**Directions for this task**
Of the lines in the data below, count the ones holding the string "ECMWF", and answer with that number only.

* start *

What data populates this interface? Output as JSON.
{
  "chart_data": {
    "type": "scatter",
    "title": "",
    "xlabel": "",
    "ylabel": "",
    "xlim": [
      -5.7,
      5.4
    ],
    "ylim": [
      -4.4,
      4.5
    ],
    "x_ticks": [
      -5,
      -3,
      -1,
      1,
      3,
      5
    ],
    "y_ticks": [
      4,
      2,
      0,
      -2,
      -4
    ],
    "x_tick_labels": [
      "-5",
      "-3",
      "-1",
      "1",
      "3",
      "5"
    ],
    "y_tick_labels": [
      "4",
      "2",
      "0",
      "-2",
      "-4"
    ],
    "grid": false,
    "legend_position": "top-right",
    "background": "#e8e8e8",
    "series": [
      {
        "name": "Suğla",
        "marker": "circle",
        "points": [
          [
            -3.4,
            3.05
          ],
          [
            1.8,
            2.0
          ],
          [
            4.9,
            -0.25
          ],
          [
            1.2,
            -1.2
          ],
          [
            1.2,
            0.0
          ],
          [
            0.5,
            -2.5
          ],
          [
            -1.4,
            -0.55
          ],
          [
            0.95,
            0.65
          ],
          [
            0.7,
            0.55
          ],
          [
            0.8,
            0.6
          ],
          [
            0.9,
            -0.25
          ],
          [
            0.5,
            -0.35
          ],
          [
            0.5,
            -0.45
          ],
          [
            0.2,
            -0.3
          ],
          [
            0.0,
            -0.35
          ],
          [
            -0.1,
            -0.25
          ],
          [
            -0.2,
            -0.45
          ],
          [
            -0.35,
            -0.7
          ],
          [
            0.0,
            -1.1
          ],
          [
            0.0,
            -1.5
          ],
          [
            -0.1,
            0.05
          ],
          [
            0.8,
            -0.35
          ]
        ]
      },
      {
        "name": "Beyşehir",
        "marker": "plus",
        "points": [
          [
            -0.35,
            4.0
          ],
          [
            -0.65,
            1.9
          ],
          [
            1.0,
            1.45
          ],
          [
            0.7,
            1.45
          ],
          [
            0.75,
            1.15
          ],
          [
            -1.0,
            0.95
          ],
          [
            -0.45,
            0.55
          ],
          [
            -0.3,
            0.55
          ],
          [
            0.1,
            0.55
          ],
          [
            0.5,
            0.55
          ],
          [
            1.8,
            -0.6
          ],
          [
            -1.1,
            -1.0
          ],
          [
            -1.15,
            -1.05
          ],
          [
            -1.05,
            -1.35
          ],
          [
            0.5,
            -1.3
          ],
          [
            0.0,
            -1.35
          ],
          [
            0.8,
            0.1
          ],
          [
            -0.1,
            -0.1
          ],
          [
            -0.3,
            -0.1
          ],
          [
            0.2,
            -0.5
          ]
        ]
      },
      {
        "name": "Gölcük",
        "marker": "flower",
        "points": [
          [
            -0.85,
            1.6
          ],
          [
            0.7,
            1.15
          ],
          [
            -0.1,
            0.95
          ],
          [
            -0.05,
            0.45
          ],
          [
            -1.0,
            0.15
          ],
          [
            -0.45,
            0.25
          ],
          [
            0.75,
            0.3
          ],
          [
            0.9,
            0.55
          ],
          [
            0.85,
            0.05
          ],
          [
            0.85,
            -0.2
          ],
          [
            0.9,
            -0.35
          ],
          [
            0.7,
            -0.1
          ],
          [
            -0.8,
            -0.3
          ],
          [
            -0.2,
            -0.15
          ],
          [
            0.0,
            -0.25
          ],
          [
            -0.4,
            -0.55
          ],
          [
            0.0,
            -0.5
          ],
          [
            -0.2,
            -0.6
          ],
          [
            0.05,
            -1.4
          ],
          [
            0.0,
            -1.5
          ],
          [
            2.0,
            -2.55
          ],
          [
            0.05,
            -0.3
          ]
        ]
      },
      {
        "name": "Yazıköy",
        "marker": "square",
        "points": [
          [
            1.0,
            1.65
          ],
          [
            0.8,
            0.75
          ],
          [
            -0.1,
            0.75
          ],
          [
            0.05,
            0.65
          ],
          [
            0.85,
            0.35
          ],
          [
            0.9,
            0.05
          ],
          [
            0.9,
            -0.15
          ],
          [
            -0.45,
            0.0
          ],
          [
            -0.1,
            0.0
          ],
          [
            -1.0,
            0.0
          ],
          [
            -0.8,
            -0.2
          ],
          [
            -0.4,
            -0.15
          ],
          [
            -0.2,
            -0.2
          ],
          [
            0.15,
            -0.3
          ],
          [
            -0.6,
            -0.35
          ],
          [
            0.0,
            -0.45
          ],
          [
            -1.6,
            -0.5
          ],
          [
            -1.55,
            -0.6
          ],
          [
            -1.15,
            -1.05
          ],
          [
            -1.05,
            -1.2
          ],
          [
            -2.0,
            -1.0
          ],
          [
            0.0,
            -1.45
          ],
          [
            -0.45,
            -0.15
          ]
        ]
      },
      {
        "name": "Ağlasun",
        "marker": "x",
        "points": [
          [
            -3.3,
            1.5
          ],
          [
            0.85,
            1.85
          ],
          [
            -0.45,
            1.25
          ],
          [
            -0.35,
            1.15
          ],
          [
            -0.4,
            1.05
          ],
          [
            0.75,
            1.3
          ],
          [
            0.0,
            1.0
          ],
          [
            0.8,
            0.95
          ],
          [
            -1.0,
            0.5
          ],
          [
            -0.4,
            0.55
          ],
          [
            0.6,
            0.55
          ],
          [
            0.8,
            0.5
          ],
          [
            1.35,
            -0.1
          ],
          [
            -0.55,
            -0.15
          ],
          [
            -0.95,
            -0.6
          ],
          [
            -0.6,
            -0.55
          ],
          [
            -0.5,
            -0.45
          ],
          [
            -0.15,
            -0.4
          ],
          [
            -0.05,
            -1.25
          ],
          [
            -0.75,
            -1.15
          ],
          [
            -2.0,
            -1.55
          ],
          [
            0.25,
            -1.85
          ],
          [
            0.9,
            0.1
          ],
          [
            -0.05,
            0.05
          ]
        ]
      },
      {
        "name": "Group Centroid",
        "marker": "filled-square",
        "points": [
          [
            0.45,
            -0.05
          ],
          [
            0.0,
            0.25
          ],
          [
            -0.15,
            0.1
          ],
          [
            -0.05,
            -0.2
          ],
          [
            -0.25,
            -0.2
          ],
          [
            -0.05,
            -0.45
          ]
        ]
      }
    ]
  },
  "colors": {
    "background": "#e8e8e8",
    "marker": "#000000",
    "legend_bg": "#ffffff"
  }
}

* end *
* start *

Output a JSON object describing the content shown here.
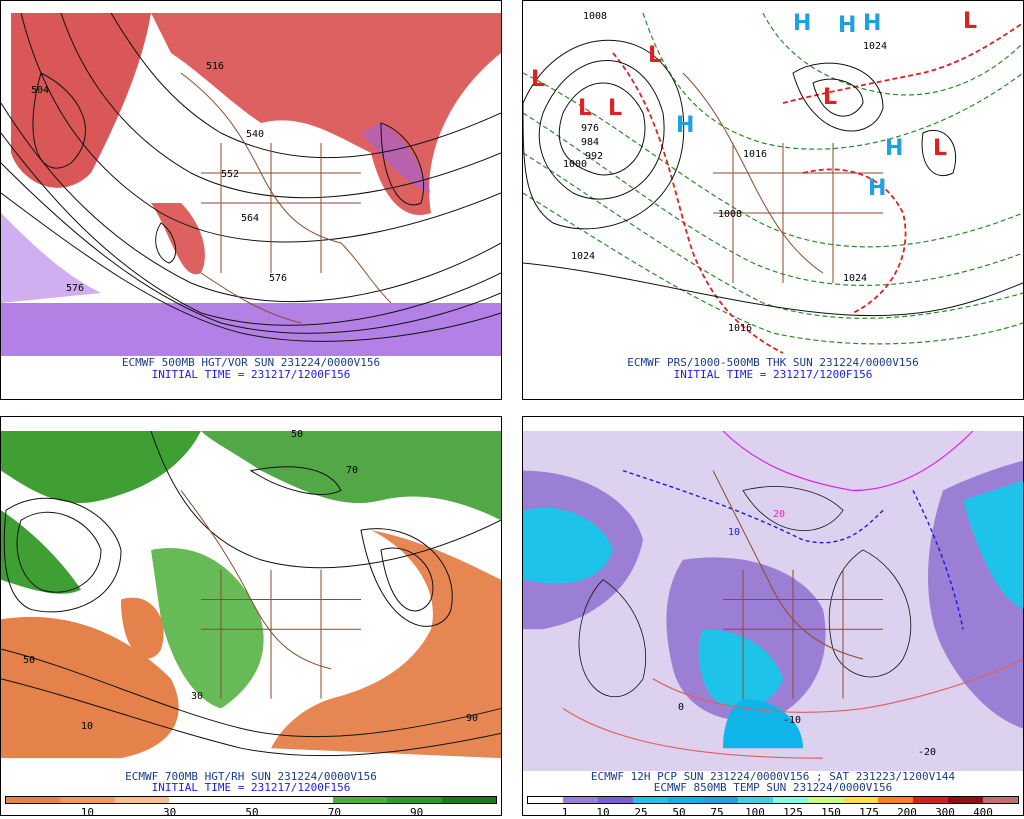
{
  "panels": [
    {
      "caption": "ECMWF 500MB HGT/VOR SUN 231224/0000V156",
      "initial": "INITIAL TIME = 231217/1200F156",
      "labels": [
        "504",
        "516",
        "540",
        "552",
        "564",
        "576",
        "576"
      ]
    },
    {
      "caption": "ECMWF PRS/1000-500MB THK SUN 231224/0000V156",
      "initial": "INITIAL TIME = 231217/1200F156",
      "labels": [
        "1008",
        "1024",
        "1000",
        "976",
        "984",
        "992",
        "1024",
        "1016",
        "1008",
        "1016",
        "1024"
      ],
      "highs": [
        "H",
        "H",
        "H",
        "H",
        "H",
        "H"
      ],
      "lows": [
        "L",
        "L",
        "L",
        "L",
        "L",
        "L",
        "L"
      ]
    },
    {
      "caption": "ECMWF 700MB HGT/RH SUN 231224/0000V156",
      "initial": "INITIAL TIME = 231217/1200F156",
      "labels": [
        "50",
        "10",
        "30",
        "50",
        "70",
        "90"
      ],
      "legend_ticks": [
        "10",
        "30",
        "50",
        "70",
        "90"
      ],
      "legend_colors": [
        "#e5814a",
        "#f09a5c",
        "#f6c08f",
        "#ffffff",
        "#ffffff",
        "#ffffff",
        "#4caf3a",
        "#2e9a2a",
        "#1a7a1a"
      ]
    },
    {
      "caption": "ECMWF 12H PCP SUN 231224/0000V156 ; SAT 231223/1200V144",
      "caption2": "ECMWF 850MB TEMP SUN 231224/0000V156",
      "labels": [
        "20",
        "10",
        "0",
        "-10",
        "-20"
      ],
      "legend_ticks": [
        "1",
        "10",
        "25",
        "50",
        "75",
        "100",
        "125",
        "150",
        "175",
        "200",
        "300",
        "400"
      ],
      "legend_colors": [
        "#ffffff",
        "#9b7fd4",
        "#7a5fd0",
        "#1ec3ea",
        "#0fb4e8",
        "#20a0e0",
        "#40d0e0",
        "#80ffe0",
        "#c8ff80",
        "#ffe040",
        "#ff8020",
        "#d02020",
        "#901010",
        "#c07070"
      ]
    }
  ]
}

* end *
* start *

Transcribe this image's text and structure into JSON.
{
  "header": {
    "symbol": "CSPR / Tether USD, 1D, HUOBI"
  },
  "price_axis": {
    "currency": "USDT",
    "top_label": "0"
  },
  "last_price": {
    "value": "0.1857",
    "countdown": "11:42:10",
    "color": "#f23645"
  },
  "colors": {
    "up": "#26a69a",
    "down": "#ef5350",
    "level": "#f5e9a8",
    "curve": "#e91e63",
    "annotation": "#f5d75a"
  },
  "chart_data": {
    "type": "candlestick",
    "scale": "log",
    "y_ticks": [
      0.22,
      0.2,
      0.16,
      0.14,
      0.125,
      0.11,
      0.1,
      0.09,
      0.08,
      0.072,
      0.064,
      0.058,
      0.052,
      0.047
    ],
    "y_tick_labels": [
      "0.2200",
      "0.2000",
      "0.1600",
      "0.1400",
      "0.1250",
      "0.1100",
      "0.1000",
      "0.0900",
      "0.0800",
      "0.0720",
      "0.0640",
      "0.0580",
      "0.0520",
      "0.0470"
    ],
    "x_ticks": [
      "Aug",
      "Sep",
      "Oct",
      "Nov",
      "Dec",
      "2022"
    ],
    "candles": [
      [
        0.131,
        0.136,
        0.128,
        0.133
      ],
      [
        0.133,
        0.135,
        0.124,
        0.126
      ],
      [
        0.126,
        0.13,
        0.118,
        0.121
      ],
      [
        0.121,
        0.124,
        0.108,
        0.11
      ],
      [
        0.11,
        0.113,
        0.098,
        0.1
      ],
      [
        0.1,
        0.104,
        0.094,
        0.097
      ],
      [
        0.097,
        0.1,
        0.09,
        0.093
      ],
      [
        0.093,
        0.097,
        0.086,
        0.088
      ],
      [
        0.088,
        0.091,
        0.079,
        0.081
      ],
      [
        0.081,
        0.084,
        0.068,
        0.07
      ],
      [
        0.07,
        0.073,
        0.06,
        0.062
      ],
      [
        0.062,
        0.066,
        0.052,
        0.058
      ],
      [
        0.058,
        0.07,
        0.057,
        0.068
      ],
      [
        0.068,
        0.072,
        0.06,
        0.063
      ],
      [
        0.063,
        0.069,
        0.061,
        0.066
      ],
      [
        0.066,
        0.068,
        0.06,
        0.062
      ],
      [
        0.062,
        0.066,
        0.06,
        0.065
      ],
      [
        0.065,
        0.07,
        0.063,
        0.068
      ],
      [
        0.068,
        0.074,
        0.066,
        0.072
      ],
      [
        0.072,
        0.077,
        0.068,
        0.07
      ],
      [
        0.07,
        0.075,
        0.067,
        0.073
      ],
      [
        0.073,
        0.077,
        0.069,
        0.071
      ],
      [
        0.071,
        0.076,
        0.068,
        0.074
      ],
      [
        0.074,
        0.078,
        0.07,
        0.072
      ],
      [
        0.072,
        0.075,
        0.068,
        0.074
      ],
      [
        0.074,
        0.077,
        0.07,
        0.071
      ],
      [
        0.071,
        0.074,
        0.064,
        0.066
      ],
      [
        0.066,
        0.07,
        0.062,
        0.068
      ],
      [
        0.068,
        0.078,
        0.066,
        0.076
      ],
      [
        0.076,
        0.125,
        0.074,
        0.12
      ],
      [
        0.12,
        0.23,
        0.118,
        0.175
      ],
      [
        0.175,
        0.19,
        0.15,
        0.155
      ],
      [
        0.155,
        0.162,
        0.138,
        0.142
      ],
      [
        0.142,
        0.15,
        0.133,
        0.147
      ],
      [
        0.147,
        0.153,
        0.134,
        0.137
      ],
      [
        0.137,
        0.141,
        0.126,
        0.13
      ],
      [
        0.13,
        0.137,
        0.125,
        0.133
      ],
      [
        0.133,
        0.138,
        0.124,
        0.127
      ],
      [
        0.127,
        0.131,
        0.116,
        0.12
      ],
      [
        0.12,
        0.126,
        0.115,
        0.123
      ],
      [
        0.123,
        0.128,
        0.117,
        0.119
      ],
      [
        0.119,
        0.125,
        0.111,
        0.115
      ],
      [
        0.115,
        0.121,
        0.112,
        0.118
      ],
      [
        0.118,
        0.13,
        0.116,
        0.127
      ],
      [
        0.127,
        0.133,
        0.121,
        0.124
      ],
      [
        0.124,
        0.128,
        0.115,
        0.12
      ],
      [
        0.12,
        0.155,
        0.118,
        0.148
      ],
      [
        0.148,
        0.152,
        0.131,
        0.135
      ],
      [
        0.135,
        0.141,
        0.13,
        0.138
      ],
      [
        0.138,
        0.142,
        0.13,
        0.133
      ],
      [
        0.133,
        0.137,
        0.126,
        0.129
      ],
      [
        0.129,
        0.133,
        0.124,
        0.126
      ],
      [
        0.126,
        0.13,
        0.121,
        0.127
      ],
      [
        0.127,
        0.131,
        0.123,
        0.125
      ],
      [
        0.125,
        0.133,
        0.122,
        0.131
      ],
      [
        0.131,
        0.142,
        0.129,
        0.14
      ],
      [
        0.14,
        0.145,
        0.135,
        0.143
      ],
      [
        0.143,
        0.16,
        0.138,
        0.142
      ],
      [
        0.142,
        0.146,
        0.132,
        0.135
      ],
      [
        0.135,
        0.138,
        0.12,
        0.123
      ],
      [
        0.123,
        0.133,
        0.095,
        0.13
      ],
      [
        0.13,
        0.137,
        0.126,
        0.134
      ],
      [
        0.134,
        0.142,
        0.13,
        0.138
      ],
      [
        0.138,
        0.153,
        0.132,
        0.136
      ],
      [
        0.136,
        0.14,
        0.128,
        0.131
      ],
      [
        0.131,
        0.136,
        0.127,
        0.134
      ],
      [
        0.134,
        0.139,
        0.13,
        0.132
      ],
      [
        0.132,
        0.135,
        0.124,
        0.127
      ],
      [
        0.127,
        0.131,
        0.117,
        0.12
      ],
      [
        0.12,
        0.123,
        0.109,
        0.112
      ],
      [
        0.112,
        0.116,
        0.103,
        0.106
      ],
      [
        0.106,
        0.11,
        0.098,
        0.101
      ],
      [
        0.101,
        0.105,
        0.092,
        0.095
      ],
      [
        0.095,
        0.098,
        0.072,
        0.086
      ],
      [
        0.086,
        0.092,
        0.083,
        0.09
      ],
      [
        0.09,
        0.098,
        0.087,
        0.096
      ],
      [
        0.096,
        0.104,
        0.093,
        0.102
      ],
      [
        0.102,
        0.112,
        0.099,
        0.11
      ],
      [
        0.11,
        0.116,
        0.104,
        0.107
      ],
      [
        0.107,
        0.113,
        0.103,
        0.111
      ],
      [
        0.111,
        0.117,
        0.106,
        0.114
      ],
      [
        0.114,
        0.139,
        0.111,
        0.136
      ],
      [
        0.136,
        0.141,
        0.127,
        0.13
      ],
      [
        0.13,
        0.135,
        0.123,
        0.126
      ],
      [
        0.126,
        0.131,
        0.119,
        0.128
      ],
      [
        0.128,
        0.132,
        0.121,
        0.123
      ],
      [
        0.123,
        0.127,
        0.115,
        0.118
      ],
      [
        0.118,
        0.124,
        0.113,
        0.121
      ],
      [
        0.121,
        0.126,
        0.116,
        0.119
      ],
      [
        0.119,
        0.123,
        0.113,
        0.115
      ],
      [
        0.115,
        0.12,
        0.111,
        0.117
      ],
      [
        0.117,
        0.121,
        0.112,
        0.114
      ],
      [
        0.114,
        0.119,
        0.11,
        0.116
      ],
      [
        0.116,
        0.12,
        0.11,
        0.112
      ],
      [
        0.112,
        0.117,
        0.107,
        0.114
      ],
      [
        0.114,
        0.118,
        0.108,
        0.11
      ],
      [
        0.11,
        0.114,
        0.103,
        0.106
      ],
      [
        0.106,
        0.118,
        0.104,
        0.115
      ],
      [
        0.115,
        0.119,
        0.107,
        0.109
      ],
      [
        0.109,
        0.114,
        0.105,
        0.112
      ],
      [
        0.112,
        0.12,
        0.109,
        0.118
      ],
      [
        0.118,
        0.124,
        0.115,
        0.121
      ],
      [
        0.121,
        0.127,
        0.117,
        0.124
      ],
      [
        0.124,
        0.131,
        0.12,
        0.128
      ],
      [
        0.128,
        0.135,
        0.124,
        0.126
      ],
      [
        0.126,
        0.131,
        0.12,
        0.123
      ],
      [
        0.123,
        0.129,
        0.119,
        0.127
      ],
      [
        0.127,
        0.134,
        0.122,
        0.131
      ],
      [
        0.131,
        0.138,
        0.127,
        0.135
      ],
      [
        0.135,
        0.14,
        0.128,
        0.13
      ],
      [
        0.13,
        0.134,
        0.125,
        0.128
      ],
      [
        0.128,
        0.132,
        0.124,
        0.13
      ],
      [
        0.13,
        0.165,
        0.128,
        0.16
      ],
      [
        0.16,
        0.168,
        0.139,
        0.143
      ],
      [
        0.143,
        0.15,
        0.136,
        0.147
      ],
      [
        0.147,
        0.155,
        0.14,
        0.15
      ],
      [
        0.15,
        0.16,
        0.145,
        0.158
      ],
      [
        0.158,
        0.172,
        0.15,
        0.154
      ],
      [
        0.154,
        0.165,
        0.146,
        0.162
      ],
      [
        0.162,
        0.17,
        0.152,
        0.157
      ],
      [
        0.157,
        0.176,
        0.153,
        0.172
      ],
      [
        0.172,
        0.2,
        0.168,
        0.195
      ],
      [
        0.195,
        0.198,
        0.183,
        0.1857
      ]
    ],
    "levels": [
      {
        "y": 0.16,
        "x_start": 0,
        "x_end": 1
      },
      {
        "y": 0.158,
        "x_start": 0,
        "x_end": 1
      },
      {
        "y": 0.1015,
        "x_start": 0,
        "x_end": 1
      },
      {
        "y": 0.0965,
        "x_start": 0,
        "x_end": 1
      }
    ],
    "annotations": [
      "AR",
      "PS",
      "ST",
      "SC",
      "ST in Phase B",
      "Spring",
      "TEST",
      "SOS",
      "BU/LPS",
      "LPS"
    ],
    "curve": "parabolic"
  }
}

* end *

**Exercise response**
5